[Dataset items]

----

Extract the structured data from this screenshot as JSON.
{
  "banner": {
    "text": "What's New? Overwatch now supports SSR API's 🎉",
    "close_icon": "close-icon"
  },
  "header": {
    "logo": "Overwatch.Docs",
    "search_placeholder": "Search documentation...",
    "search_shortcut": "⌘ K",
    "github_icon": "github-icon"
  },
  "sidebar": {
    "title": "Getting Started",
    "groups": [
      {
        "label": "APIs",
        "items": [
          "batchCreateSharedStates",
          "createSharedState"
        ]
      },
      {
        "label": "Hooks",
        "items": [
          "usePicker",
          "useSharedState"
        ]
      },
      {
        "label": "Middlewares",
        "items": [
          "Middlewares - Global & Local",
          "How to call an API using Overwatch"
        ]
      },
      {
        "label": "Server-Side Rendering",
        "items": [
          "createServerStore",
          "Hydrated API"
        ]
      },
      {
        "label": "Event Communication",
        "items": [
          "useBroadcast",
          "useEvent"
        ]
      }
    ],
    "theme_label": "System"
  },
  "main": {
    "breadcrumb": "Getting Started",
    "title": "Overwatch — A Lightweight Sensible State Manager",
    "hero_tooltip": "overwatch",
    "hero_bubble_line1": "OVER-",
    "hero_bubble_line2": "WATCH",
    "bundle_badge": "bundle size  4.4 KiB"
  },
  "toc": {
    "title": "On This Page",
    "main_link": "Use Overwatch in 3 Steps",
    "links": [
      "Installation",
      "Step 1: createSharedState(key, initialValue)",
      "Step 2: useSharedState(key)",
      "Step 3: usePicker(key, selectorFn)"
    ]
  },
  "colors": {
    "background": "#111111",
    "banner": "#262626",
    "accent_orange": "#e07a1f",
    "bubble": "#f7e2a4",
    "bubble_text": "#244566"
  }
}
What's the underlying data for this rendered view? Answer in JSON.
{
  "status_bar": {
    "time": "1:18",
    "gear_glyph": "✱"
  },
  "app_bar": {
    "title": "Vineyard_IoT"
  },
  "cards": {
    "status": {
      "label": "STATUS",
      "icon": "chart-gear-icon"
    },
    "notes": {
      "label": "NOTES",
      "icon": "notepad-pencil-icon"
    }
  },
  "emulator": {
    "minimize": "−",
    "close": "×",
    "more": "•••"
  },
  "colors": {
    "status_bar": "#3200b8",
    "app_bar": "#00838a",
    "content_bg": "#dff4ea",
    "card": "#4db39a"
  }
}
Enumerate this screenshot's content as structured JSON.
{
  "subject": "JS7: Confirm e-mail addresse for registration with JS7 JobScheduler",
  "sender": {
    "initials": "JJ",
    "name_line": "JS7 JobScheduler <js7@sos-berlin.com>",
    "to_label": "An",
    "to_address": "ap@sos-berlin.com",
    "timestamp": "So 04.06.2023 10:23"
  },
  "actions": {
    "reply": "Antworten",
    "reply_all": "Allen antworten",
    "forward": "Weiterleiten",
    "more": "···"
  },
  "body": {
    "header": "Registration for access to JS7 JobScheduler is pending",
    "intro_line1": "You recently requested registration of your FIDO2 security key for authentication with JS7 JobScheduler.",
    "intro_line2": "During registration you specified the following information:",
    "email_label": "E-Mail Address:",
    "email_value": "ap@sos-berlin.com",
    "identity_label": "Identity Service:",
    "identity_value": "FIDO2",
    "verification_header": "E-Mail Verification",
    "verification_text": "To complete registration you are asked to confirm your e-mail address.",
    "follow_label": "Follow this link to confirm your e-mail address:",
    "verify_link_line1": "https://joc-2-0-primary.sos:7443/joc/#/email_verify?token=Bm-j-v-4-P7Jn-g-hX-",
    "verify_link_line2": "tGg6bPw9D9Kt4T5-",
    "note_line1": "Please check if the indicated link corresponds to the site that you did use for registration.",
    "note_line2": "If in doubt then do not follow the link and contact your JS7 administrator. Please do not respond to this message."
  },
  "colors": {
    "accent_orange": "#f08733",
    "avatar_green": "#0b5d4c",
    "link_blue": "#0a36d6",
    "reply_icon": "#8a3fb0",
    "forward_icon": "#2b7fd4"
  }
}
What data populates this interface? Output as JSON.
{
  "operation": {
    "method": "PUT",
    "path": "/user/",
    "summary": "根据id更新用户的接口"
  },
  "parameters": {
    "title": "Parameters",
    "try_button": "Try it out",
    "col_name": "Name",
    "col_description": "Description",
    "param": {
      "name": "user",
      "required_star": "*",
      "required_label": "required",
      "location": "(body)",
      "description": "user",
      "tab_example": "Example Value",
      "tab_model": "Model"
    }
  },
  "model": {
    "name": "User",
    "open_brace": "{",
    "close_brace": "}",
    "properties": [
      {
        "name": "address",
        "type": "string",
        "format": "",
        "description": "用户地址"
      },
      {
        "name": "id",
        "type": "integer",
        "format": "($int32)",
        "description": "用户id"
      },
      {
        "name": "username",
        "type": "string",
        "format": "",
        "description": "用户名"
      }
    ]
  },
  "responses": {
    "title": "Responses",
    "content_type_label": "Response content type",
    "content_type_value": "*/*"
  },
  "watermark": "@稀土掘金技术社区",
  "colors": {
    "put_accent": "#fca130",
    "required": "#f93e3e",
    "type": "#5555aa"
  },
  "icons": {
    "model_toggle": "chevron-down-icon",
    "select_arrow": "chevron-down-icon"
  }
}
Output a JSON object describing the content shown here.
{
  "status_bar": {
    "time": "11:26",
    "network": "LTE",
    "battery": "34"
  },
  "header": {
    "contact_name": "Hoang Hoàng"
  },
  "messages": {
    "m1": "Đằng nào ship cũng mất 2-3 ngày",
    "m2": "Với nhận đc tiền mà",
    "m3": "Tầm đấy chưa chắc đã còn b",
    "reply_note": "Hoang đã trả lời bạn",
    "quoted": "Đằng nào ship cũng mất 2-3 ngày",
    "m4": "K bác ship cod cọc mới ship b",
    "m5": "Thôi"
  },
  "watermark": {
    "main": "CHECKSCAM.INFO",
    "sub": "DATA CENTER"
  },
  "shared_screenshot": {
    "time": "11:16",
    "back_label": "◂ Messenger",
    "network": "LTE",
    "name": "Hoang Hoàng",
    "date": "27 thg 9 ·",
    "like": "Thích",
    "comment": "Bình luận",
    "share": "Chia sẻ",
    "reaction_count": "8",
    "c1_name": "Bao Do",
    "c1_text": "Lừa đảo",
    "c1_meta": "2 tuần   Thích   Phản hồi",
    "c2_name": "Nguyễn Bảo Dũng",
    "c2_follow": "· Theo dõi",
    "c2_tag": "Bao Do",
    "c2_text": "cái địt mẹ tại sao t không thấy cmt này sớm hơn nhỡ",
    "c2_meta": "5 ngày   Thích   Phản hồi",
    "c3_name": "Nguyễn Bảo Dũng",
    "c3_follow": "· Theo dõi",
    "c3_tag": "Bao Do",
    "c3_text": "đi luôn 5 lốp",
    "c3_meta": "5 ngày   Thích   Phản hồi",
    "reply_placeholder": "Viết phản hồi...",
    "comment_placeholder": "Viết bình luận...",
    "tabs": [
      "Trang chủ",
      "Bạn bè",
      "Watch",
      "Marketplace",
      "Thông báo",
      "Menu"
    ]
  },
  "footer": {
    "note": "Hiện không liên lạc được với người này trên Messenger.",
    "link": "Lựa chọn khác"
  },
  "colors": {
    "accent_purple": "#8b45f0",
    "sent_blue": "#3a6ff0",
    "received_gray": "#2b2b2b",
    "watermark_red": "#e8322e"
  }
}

----

* _Required work_: Retype the records that precede this task, keeping them exactly the same.

* _Task result_:
Extract the structured data from this screenshot as JSON.
{
  "banner": {
    "text": "What's New? Overwatch now supports SSR API's 🎉",
    "close_icon": "close-icon"
  },
  "header": {
    "logo": "Overwatch.Docs",
    "search_placeholder": "Search documentation...",
    "search_shortcut": "⌘ K",
    "github_icon": "github-icon"
  },
  "sidebar": {
    "title": "Getting Started",
    "groups": [
      {
        "label": "APIs",
        "items": [
          "batchCreateSharedStates",
          "createSharedState"
        ]
      },
      {
        "label": "Hooks",
        "items": [
          "usePicker",
          "useSharedState"
        ]
      },
      {
        "label": "Middlewares",
        "items": [
          "Middlewares - Global & Local",
          "How to call an API using Overwatch"
        ]
      },
      {
        "label": "Server-Side Rendering",
        "items": [
          "createServerStore",
          "Hydrated API"
        ]
      },
      {
        "label": "Event Communication",
        "items": [
          "useBroadcast",
          "useEvent"
        ]
      }
    ],
    "theme_label": "System"
  },
  "main": {
    "breadcrumb": "Getting Started",
    "title": "Overwatch — A Lightweight Sensible State Manager",
    "hero_tooltip": "overwatch",
    "hero_bubble_line1": "OVER-",
    "hero_bubble_line2": "WATCH",
    "bundle_badge": "bundle size  4.4 KiB"
  },
  "toc": {
    "title": "On This Page",
    "main_link": "Use Overwatch in 3 Steps",
    "links": [
      "Installation",
      "Step 1: createSharedState(key, initialValue)",
      "Step 2: useSharedState(key)",
      "Step 3: usePicker(key, selectorFn)"
    ]
  },
  "colors": {
    "background": "#111111",
    "banner": "#262626",
    "accent_orange": "#e07a1f",
    "bubble": "#f7e2a4",
    "bubble_text": "#244566"
  }
}
What's the underlying data for this rendered view? Answer in JSON.
{
  "status_bar": {
    "time": "1:18",
    "gear_glyph": "✱"
  },
  "app_bar": {
    "title": "Vineyard_IoT"
  },
  "cards": {
    "status": {
      "label": "STATUS",
      "icon": "chart-gear-icon"
    },
    "notes": {
      "label": "NOTES",
      "icon": "notepad-pencil-icon"
    }
  },
  "emulator": {
    "minimize": "−",
    "close": "×",
    "more": "•••"
  },
  "colors": {
    "status_bar": "#3200b8",
    "app_bar": "#00838a",
    "content_bg": "#dff4ea",
    "card": "#4db39a"
  }
}
Enumerate this screenshot's content as structured JSON.
{
  "subject": "JS7: Confirm e-mail addresse for registration with JS7 JobScheduler",
  "sender": {
    "initials": "JJ",
    "name_line": "JS7 JobScheduler <js7@sos-berlin.com>",
    "to_label": "An",
    "to_address": "ap@sos-berlin.com",
    "timestamp": "So 04.06.2023 10:23"
  },
  "actions": {
    "reply": "Antworten",
    "reply_all": "Allen antworten",
    "forward": "Weiterleiten",
    "more": "···"
  },
  "body": {
    "header": "Registration for access to JS7 JobScheduler is pending",
    "intro_line1": "You recently requested registration of your FIDO2 security key for authentication with JS7 JobScheduler.",
    "intro_line2": "During registration you specified the following information:",
    "email_label": "E-Mail Address:",
    "email_value": "ap@sos-berlin.com",
    "identity_label": "Identity Service:",
    "identity_value": "FIDO2",
    "verification_header": "E-Mail Verification",
    "verification_text": "To complete registration you are asked to confirm your e-mail address.",
    "follow_label": "Follow this link to confirm your e-mail address:",
    "verify_link_line1": "https://joc-2-0-primary.sos:7443/joc/#/email_verify?token=Bm-j-v-4-P7Jn-g-hX-",
    "verify_link_line2": "tGg6bPw9D9Kt4T5-",
    "note_line1": "Please check if the indicated link corresponds to the site that you did use for registration.",
    "note_line2": "If in doubt then do not follow the link and contact your JS7 administrator. Please do not respond to this message."
  },
  "colors": {
    "accent_orange": "#f08733",
    "avatar_green": "#0b5d4c",
    "link_blue": "#0a36d6",
    "reply_icon": "#8a3fb0",
    "forward_icon": "#2b7fd4"
  }
}
What data populates this interface? Output as JSON.
{
  "operation": {
    "method": "PUT",
    "path": "/user/",
    "summary": "根据id更新用户的接口"
  },
  "parameters": {
    "title": "Parameters",
    "try_button": "Try it out",
    "col_name": "Name",
    "col_description": "Description",
    "param": {
      "name": "user",
      "required_star": "*",
      "required_label": "required",
      "location": "(body)",
      "description": "user",
      "tab_example": "Example Value",
      "tab_model": "Model"
    }
  },
  "model": {
    "name": "User",
    "open_brace": "{",
    "close_brace": "}",
    "properties": [
      {
        "name": "address",
        "type": "string",
        "format": "",
        "description": "用户地址"
      },
      {
        "name": "id",
        "type": "integer",
        "format": "($int32)",
        "description": "用户id"
      },
      {
        "name": "username",
        "type": "string",
        "format": "",
        "description": "用户名"
      }
    ]
  },
  "responses": {
    "title": "Responses",
    "content_type_label": "Response content type",
    "content_type_value": "*/*"
  },
  "watermark": "@稀土掘金技术社区",
  "colors": {
    "put_accent": "#fca130",
    "required": "#f93e3e",
    "type": "#5555aa"
  },
  "icons": {
    "model_toggle": "chevron-down-icon",
    "select_arrow": "chevron-down-icon"
  }
}
Output a JSON object describing the content shown here.
{
  "status_bar": {
    "time": "11:26",
    "network": "LTE",
    "battery": "34"
  },
  "header": {
    "contact_name": "Hoang Hoàng"
  },
  "messages": {
    "m1": "Đằng nào ship cũng mất 2-3 ngày",
    "m2": "Với nhận đc tiền mà",
    "m3": "Tầm đấy chưa chắc đã còn b",
    "reply_note": "Hoang đã trả lời bạn",
    "quoted": "Đằng nào ship cũng mất 2-3 ngày",
    "m4": "K bác ship cod cọc mới ship b",
    "m5": "Thôi"
  },
  "watermark": {
    "main": "CHECKSCAM.INFO",
    "sub": "DATA CENTER"
  },
  "shared_screenshot": {
    "time": "11:16",
    "back_label": "◂ Messenger",
    "network": "LTE",
    "name": "Hoang Hoàng",
    "date": "27 thg 9 ·",
    "like": "Thích",
    "comment": "Bình luận",
    "share": "Chia sẻ",
    "reaction_count": "8",
    "c1_name": "Bao Do",
    "c1_text": "Lừa đảo",
    "c1_meta": "2 tuần   Thích   Phản hồi",
    "c2_name": "Nguyễn Bảo Dũng",
    "c2_follow": "· Theo dõi",
    "c2_tag": "Bao Do",
    "c2_text": "cái địt mẹ tại sao t không thấy cmt này sớm hơn nhỡ",
    "c2_meta": "5 ngày   Thích   Phản hồi",
    "c3_name": "Nguyễn Bảo Dũng",
    "c3_follow": "· Theo dõi",
    "c3_tag": "Bao Do",
    "c3_text": "đi luôn 5 lốp",
    "c3_meta": "5 ngày   Thích   Phản hồi",
    "reply_placeholder": "Viết phản hồi...",
    "comment_placeholder": "Viết bình luận...",
    "tabs": [
      "Trang chủ",
      "Bạn bè",
      "Watch",
      "Marketplace",
      "Thông báo",
      "Menu"
    ]
  },
  "footer": {
    "note": "Hiện không liên lạc được với người này trên Messenger.",
    "link": "Lựa chọn khác"
  },
  "colors": {
    "accent_purple": "#8b45f0",
    "sent_blue": "#3a6ff0",
    "received_gray": "#2b2b2b",
    "watermark_red": "#e8322e"
  }
}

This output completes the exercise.